Page excerpt ▸
|---|

= Director of Public Prosecutions of Kenya =

The Office of the Director of Public Prosecutions (ODPP) is the National Prosecuting Authority in the Republic of Kenya as established by the Constitution of Kenya, which de-linked it from the Office of the Attorney General and established it as an independent office. The office is empowered with the authority to exercise the State's powers of prosecution with regard to criminal proceedings.

The ODPP is officially headed by the Director of Public Prosecutions (DPP) who is nominated, and with the approval of the National Assembly, appointed by the President of Kenya.

== Role ==
The mandate of ODPP as derived from Article 157 of the Constitution is to institute and to undertake the prosecution of criminal matters and all other related incidents.

The role of the Director of Public Prosecutions in Kenya and the ODPP takes place through four departments namely:

- Offences Against the Person;
- Economic, International & Emerging Crimes;
- County Affairs & Regulatory Prosecutions; and
- Central Facilitation Services.

A Deputy Director heads each of these departments.

The core functions of the office of the Director of Public Prosecutions (ODPP) include prosecution of those charged by the police and other investigative agencies with criminal offences while upholding, protecting and promoting human and constitutional rights.

|---|

(Records from a data collection)
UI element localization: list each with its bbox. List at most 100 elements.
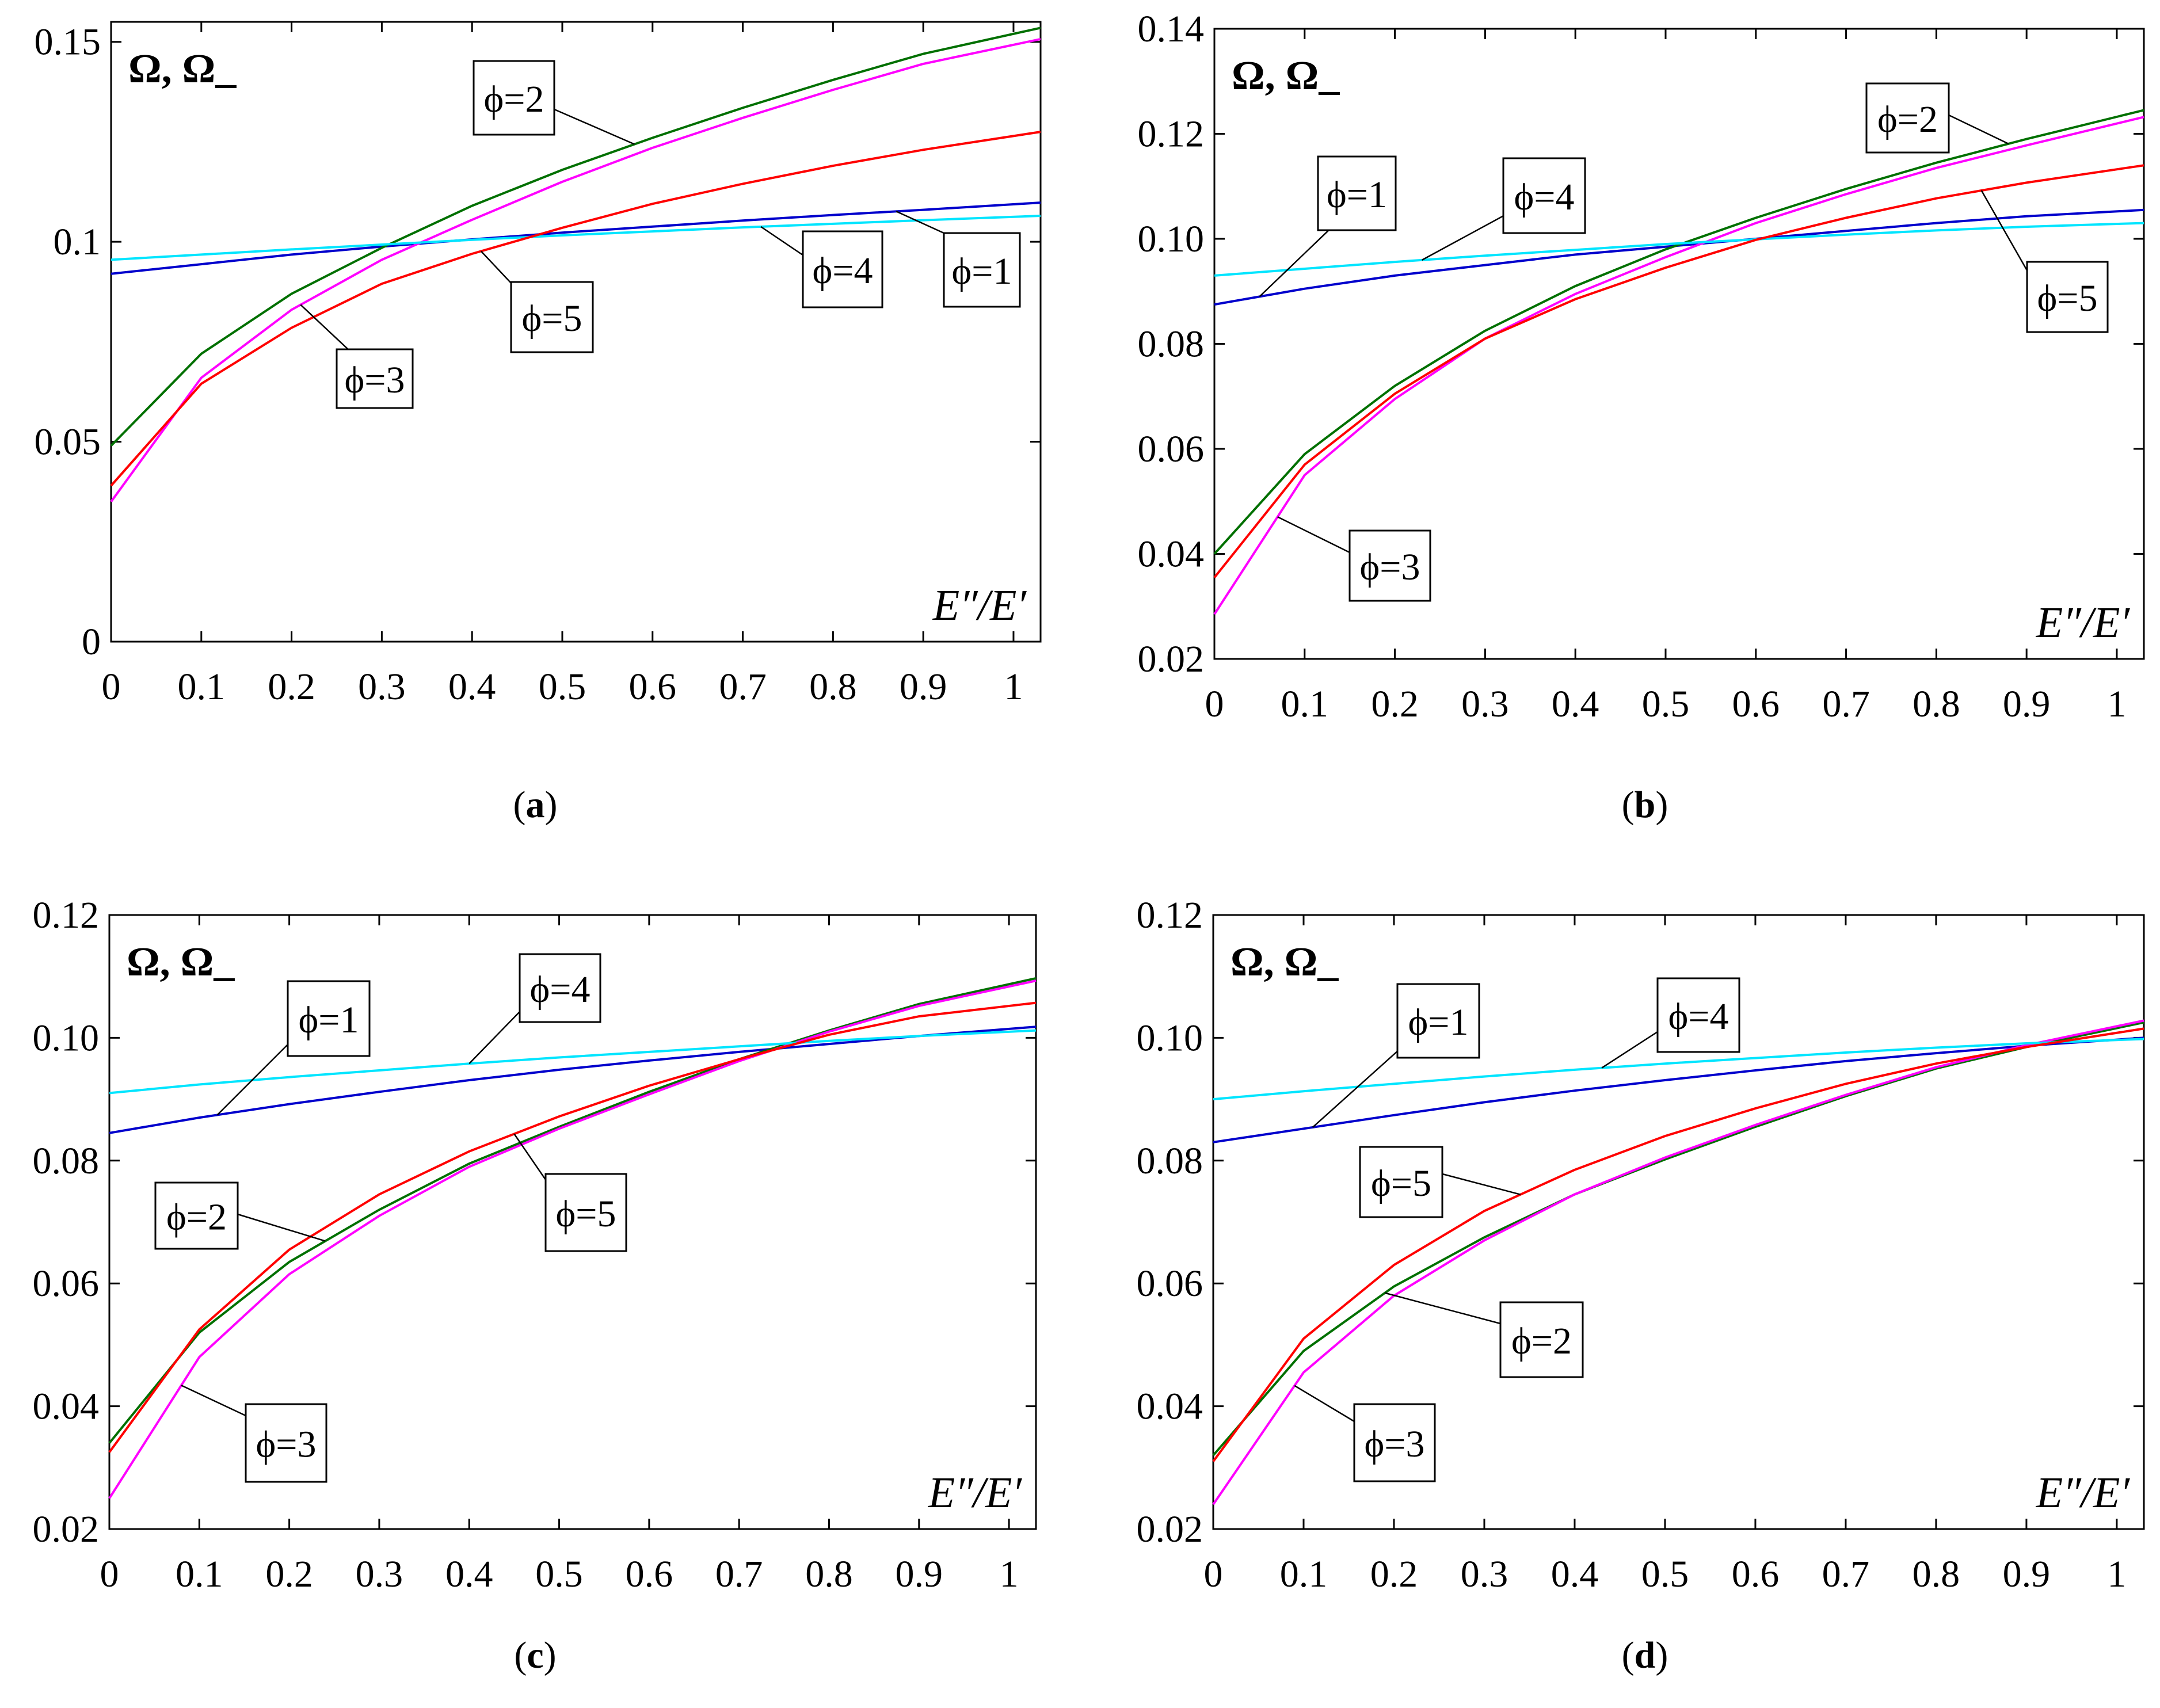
label-box (510, 281, 594, 353)
label-box (544, 1173, 627, 1252)
panel-caption: (b) (1622, 784, 1668, 826)
label-box (1502, 157, 1586, 234)
series-line-phi2 (1213, 109, 2144, 555)
x-tick-label: 1 (1000, 1553, 1019, 1595)
series-label-phi1: ϕ=1 (299, 999, 359, 1041)
series-line-phi3 (110, 37, 1041, 502)
label-box (245, 1403, 327, 1483)
series-line-phi2 (1212, 1021, 2144, 1457)
x-tick-label: 0.8 (809, 666, 857, 708)
label-leader (513, 1133, 547, 1180)
series-label-phi3: ϕ=3 (1365, 1423, 1425, 1465)
label-box (1317, 155, 1397, 231)
x-tick-label: 0.8 (805, 1553, 853, 1595)
x-tick-label: 0.2 (265, 1553, 313, 1595)
x-tick-label: 0 (1204, 1553, 1223, 1595)
y-tick-label: 0.02 (1137, 1508, 1203, 1550)
x-tick-label: 1 (2107, 1553, 2126, 1595)
y-tick-label: 0.08 (33, 1140, 100, 1182)
series-label-phi3: ϕ=3 (345, 359, 405, 401)
series-label-phi5: ϕ=5 (522, 298, 582, 340)
label-box (1396, 983, 1480, 1059)
x-tick-label: 1 (2107, 683, 2126, 725)
x-tick-label: 0.4 (445, 1553, 493, 1595)
x-tick-label: 0.7 (715, 1553, 763, 1595)
x-tick-label: 0.5 (535, 1553, 583, 1595)
x-tick-label: 0.2 (1371, 683, 1419, 725)
label-leader (237, 1213, 326, 1242)
series-line-phi4 (111, 215, 1041, 261)
x-tick-label: 0.5 (539, 666, 586, 708)
series-line-phi5 (110, 131, 1041, 487)
label-leader (760, 226, 809, 260)
x-tick-label: 0.9 (2003, 683, 2051, 725)
y-tick-label: 0.12 (1138, 113, 1205, 155)
label-box (1499, 1301, 1584, 1378)
label-box (1348, 529, 1431, 602)
series-label-phi5: ϕ=5 (1371, 1162, 1431, 1204)
series-line-phi1 (109, 1025, 1037, 1134)
y-tick-label: 0.06 (33, 1263, 100, 1305)
label-box (287, 980, 371, 1057)
series-label-phi2: ϕ=2 (484, 78, 544, 120)
label-box (1865, 82, 1950, 154)
label-box (473, 60, 555, 136)
label-box (1353, 1403, 1436, 1482)
label-box (1656, 977, 1740, 1053)
y-tick-label: 0.1 (54, 221, 101, 263)
x-tick-label: 0.2 (1370, 1553, 1418, 1595)
label-leader (1384, 1292, 1501, 1325)
x-tick-label: 0.8 (1913, 1553, 1960, 1595)
series-line-phi3 (108, 979, 1037, 1499)
x-tick-label: 0.4 (448, 666, 496, 708)
panel-caption: (a) (513, 784, 558, 826)
x-tick-label: 0.6 (1732, 1553, 1780, 1595)
series-label-phi4: ϕ=4 (813, 250, 873, 292)
y-tick-label: 0.10 (1138, 218, 1205, 260)
series-label-phi1: ϕ=1 (952, 250, 1012, 292)
y-axis-label: Ω, Ω_ (127, 939, 235, 985)
series-line-phi4 (1214, 222, 2144, 277)
y-tick-label: 0.04 (1137, 1386, 1203, 1428)
y-tick-label: 0.05 (35, 421, 101, 463)
series-label-phi2: ϕ=2 (166, 1196, 227, 1238)
x-tick-label: 0 (1205, 683, 1224, 725)
y-axis-label: Ω, Ω_ (1232, 52, 1340, 98)
y-tick-label: 0.06 (1137, 1263, 1203, 1305)
series-label-phi5: ϕ=5 (2037, 277, 2098, 319)
x-tick-label: 0.1 (1281, 683, 1329, 725)
series-line-phi1 (1213, 1036, 2144, 1143)
y-tick-label: 0.04 (1138, 533, 1205, 575)
x-tick-label: 0.2 (268, 666, 315, 708)
x-axis-label: E″/E′ (932, 581, 1027, 630)
y-tick-label: 0.12 (1137, 894, 1203, 936)
label-box (2026, 261, 2109, 333)
x-tick-label: 0.6 (1732, 683, 1780, 725)
series-label-phi2: ϕ=2 (1511, 1320, 1572, 1362)
series-line-phi1 (111, 201, 1041, 275)
series-label-phi4: ϕ=4 (530, 969, 591, 1011)
panel-d: 0 0.1 0.2 0.3 0.4 0.5 0.6 0.7 0.8 0.9 1 0.02 0.04 0.0… (1137, 894, 2145, 1676)
y-tick-label: 0.02 (33, 1508, 100, 1550)
series-label-phi1: ϕ=1 (1327, 174, 1387, 216)
label-box (802, 230, 883, 308)
y-tick-label: 0.08 (1138, 323, 1205, 365)
panel-b: 0 0.1 0.2 0.3 0.4 0.5 0.6 0.7 0.8 0.9 1 0.02 0.04 0.0… (1138, 8, 2145, 826)
label-box (519, 953, 601, 1023)
x-tick-label: 0.1 (178, 666, 226, 708)
series-label-phi2: ϕ=2 (1877, 98, 1938, 140)
x-tick-label: 0.9 (896, 1553, 943, 1595)
series-line-phi3 (1213, 116, 2144, 615)
x-tick-label: 0.7 (1822, 1553, 1870, 1595)
series-line-phi4 (109, 1029, 1037, 1095)
series-label-phi5: ϕ=5 (556, 1193, 616, 1235)
series-line-phi5 (108, 1001, 1037, 1453)
series-label-phi1: ϕ=1 (1408, 1001, 1469, 1043)
x-tick-label: 0.9 (900, 666, 947, 708)
label-box (154, 1181, 239, 1250)
label-box (336, 348, 414, 409)
x-tick-label: 0.7 (719, 666, 767, 708)
y-tick-label: 0 (82, 621, 101, 663)
y-tick-label: 0.12 (33, 894, 100, 936)
y-axis-label: Ω, Ω_ (1231, 939, 1339, 985)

|---|

Short task 1 ▸
In the article on Kenya's Director of Public Prosecutions, name every department through which the office carries out its role.
Short task 2 ▸
Write what comes next in the article on Kenya's Director of Public Prosecutions, beginning after its final sentence.

Exercise output 1 ▸
- Offences Against the Person
- Economic, International & Emerging Crimes
- County Affairs & Regulatory Prosecutions
- Central Facilitation Services

Exercise output 2 ▸
== Other functions ==

- institute and undertake criminal proceedings against any person before any court of law other than a court-martial in respect of any offences alleged to have been committed by that person;
- take over and continue any criminal proceedings instituted or undertaken by another person or authority;
- discontinue at any stage before judgment is delivered any criminal proceedings;
- direct the Inspector-General of the National Police Service to investigate any information or allegation of criminal conduct;
- ensure due regard to the public interest, the interest of the administration of justice and the prevention and avoidance of abuse of legal process;
- undertake public prosecution of cases forwarded by all investigation agencies including the Police, Ethics and Anti-corruption Commission, Criminal Investigations Department (CID), Banking Fraud Investigations Units (BFIU), and cases taken over from private prosecutors;
- represent the State in all criminal cases, criminal applications and appeals;
- advice Government Ministries, Departments and State Corporations on matters pertaining to the application of criminal law;
- expound and disseminate the National Prosecution Policy (NPP) and the Code of Conduct for Prosecutors;
- monitor the training, appointment, and gazettement of Public Prosecutors in Statutory Corporations;
- address parliamentary questions relating to the administration of criminal justice;
- address complaints raised by members of the public, watchdog bodies and other institutions; and
- undertake other administrative roles relating to the efficient and effective administration of criminal law in the country

== Nature of complaints handled at ODPP ==

The nature of complaints handled by the Office of the Director of Public Prosecutions are as follows:

- Malicious/ selective prosecution.
- Inaction/delay/Refusal/Neglect/ to carry out prosecution of a criminal case after completion of the requisite investigations.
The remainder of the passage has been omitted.